#### WORK TASK:
Which lines below include the string "också"? Please show each one.

#### GIVEN RECORDS:
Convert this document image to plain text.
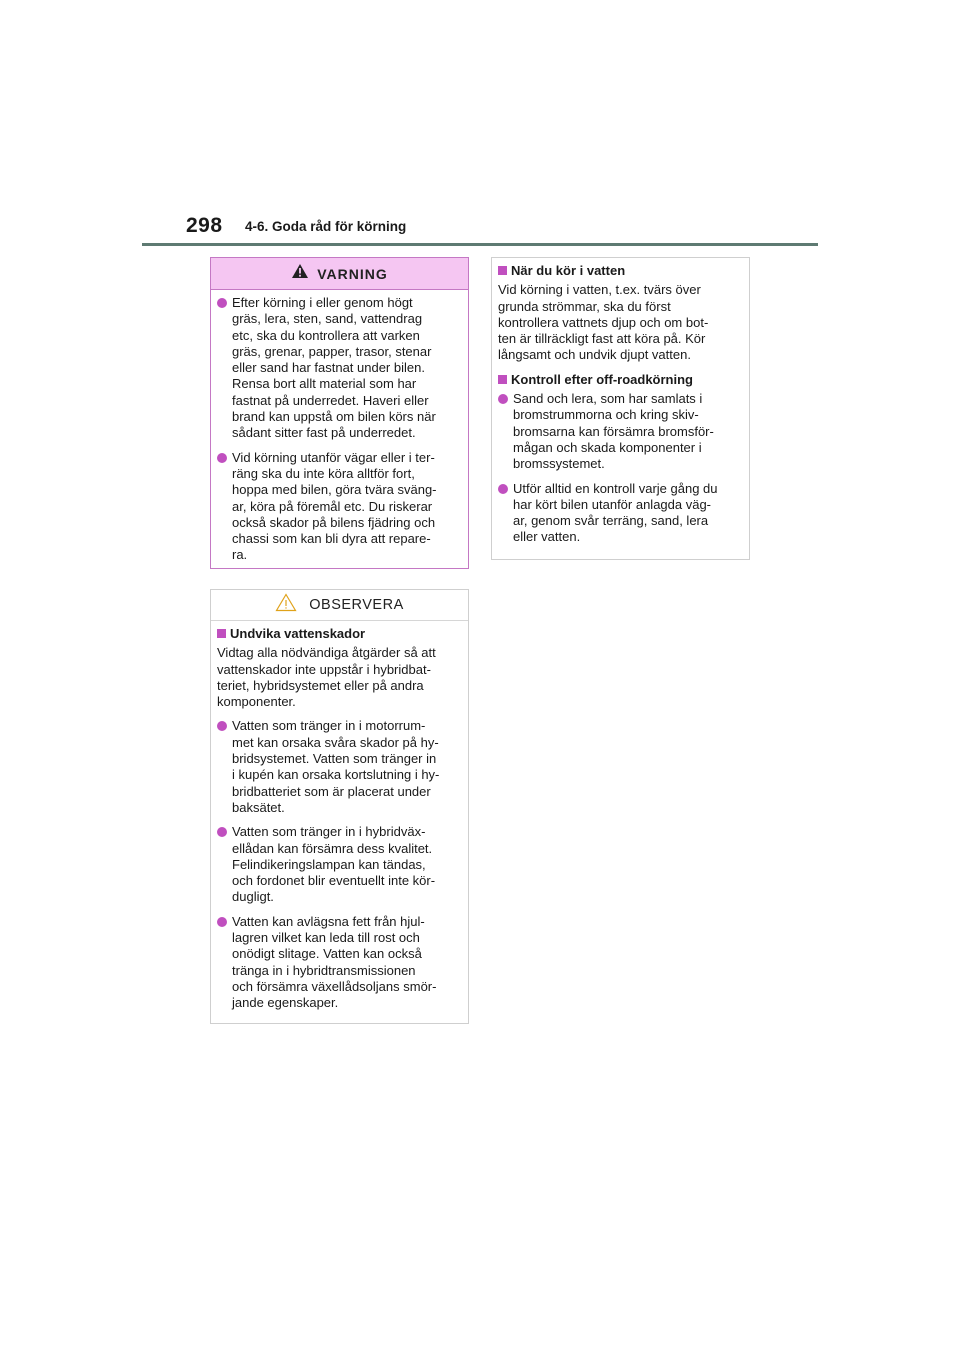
298 4-6. Goda råd för körning
VARNING
Efter körning i eller genom högt
gräs, lera, sten, sand, vattendrag
etc, ska du kontrollera att varken
gräs, grenar, papper, trasor, stenar
eller sand har fastnat under bilen.
Rensa bort allt material som har
fastnat på underredet. Haveri eller
brand kan uppstå om bilen körs när
sådant sitter fast på underredet.
Vid körning utanför vägar eller i ter-
räng ska du inte köra alltför fort,
hoppa med bilen, göra tvära sväng-
ar, köra på föremål etc. Du riskerar
också skador på bilens fjädring och
chassi som kan bli dyra att repare-
ra.
OBSERVERA
Undvika vattenskador
Vidtag alla nödvändiga åtgärder så att
vattenskador inte uppstår i hybridbat-
teriet, hybridsystemet eller på andra
komponenter.
Vatten som tränger in i motorrum-
met kan orsaka svåra skador på hy-
bridsystemet. Vatten som tränger in
i kupén kan orsaka kortslutning i hy-
bridbatteriet som är placerat under
baksätet.
Vatten som tränger in i hybridväx-
ellådan kan försämra dess kvalitet.
Felindikeringslampan kan tändas,
och fordonet blir eventuellt inte kör-
dugligt.
Vatten kan avlägsna fett från hjul-
lagren vilket kan leda till rost och
onödigt slitage. Vatten kan också
tränga in i hybridtransmissionen
och försämra växellådsoljans smör-
jande egenskaper.
När du kör i vatten
Vid körning i vatten, t.ex. tvärs över
grunda strömmar, ska du först
kontrollera vattnets djup och om bot-
ten är tillräckligt fast att köra på. Kör
långsamt och undvik djupt vatten.
Kontroll efter off-roadkörning
Sand och lera, som har samlats i
bromstrummorna och kring skiv-
bromsarna kan försämra bromsför-
mågan och skada komponenter i
bromssystemet.
Utför alltid en kontroll varje gång du
har kört bilen utanför anlagda väg-
ar, genom svår terräng, sand, lera
eller vatten.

#### RESPONSE:
också skador på bilens fjädring och
onödigt slitage. Vatten kan också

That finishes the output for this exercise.